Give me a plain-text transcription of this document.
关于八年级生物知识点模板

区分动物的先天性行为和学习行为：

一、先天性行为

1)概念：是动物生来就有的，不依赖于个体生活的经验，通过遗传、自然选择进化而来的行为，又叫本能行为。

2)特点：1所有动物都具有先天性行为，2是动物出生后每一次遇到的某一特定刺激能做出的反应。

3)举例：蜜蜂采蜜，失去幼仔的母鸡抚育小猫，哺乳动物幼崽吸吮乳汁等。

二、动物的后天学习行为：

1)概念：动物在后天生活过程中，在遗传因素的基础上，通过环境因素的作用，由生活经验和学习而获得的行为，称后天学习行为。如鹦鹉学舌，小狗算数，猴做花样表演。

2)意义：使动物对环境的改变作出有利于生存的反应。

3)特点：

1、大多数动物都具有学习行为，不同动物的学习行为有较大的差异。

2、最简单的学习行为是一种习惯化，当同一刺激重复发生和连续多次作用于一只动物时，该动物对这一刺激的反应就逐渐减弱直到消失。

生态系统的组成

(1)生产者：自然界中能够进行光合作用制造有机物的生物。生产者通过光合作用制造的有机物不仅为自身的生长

========================================

Repeat all of the entries exactly.

_Answer to this exercise:_
Give me a plain-text transcription of this document.
关于八年级生物知识点模板

区分动物的先天性行为和学习行为：

一、先天性行为

1)概念：是动物生来就有的，不依赖于个体生活的经验，通过遗传、自然选择进化而来的行为，又叫本能行为。

2)特点：1所有动物都具有先天性行为，2是动物出生后每一次遇到的某一特定刺激能做出的反应。

3)举例：蜜蜂采蜜，失去幼仔的母鸡抚育小猫，哺乳动物幼崽吸吮乳汁等。

二、动物的后天学习行为：

1)概念：动物在后天生活过程中，在遗传因素的基础上，通过环境因素的作用，由生活经验和学习而获得的行为，称后天学习行为。如鹦鹉学舌，小狗算数，猴做花样表演。

2)意义：使动物对环境的改变作出有利于生存的反应。

3)特点：

1、大多数动物都具有学习行为，不同动物的学习行为有较大的差异。

2、最简单的学习行为是一种习惯化，当同一刺激重复发生和连续多次作用于一只动物时，该动物对这一刺激的反应就逐渐减弱直到消失。

生态系统的组成

(1)生产者：自然界中能够进行光合作用制造有机物的生物。生产者通过光合作用制造的有机物不仅为自身的生长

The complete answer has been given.